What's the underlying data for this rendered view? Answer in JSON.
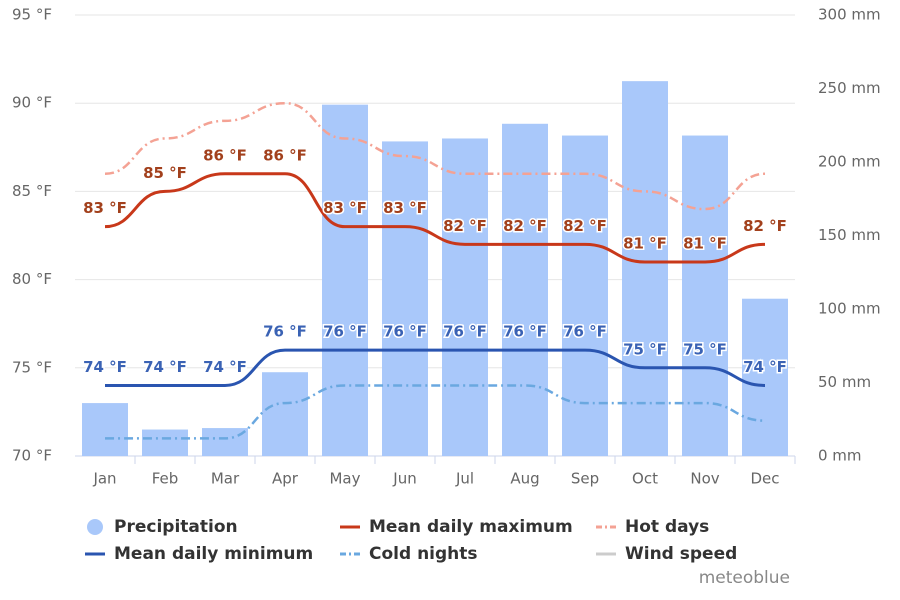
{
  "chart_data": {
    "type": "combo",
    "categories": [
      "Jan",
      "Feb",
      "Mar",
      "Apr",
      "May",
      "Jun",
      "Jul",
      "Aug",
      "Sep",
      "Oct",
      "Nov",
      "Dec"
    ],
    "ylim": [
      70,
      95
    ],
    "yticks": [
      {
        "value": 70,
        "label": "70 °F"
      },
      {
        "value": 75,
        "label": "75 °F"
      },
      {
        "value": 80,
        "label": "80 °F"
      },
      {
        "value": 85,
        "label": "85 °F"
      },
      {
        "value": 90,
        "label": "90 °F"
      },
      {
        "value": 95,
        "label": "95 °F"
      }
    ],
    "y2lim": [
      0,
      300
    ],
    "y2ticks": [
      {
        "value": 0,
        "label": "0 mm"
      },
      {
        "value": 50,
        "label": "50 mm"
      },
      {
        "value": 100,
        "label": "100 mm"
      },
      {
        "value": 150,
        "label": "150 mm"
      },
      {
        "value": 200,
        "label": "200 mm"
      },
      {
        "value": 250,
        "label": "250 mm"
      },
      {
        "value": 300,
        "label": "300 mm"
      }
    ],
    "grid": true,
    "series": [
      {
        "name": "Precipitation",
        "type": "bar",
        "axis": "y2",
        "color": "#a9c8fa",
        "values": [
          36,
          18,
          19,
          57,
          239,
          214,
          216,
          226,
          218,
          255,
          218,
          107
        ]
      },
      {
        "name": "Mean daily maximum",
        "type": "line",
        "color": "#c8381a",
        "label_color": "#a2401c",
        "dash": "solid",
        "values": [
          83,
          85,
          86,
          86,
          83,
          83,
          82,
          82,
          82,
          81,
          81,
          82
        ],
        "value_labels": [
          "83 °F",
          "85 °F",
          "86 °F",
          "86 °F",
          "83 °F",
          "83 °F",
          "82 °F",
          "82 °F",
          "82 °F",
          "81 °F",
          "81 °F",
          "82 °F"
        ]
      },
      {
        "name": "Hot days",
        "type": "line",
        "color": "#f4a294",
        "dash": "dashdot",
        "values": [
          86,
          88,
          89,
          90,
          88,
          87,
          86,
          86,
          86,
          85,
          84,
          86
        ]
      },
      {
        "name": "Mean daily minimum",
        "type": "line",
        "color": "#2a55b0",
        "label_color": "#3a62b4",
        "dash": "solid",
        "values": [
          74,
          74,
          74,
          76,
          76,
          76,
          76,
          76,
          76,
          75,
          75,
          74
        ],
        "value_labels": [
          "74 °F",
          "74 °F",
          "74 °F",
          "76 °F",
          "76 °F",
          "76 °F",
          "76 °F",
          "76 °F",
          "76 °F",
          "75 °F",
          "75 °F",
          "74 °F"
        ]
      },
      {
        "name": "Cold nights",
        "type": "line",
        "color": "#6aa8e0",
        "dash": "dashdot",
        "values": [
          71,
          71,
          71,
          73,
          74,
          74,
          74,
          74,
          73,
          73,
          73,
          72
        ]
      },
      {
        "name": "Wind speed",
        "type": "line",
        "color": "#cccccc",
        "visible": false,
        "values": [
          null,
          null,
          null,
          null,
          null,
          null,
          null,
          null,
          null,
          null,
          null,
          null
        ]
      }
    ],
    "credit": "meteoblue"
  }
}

----

**WHAT IS BEING ASKED**
Among the lines of the listing, how many hold the string "daily"? Respond with only the number.

**RESULT OF THE TASK**
2